'''
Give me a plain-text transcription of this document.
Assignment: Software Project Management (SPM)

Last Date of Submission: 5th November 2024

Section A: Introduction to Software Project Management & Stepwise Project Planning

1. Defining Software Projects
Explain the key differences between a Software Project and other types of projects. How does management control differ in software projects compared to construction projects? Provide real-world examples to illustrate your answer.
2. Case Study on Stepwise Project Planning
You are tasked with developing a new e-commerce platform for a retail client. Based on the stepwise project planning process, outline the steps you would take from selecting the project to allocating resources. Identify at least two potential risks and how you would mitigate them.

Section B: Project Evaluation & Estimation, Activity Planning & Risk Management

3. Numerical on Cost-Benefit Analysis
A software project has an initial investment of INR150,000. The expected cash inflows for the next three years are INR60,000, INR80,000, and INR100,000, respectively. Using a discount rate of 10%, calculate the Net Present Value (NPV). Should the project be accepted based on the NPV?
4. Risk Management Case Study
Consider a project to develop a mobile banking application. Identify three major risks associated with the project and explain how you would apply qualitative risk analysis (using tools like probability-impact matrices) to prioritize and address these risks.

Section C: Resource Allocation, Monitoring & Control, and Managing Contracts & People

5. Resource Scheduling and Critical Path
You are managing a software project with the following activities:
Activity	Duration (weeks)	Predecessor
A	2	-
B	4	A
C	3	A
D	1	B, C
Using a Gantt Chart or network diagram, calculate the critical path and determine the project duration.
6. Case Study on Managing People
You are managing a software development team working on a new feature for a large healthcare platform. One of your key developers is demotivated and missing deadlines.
'''
■ **What you will do**: Output each entry precisely as given.

■ **Answer to this problem**:
Give me a plain-text transcription of this document.
Assignment: Software Project Management (SPM)

Last Date of Submission: 5th November 2024

Section A: Introduction to Software Project Management & Stepwise Project Planning

1. Defining Software Projects
Explain the key differences between a Software Project and other types of projects. How does management control differ in software projects compared to construction projects? Provide real-world examples to illustrate your answer.
2. Case Study on Stepwise Project Planning
You are tasked with developing a new e-commerce platform for a retail client. Based on the stepwise project planning process, outline the steps you would take from selecting the project to allocating resources. Identify at least two potential risks and how you would mitigate them.

Section B: Project Evaluation & Estimation, Activity Planning & Risk Management

3. Numerical on Cost-Benefit Analysis
A software project has an initial investment of INR150,000. The expected cash inflows for the next three years are INR60,000, INR80,000, and INR100,000, respectively. Using a discount rate of 10%, calculate the Net Present Value (NPV). Should the project be accepted based on the NPV?
4. Risk Management Case Study
Consider a project to develop a mobile banking application. Identify three major risks associated with the project and explain how you would apply qualitative risk analysis (using tools like probability-impact matrices) to prioritize and address these risks.

Section C: Resource Allocation, Monitoring & Control, and Managing Contracts & People

5. Resource Scheduling and Critical Path
You are managing a software project with the following activities:
Activity	Duration (weeks)	Predecessor
A	2	-
B	4	A
C	3	A
D	1	B, C
Using a Gantt Chart or network diagram, calculate the critical path and determine the project duration.
6. Case Study on Managing People
You are managing a software development team working on a new feature for a large healthcare platform. One of your key developers is demotivated and missing deadlines.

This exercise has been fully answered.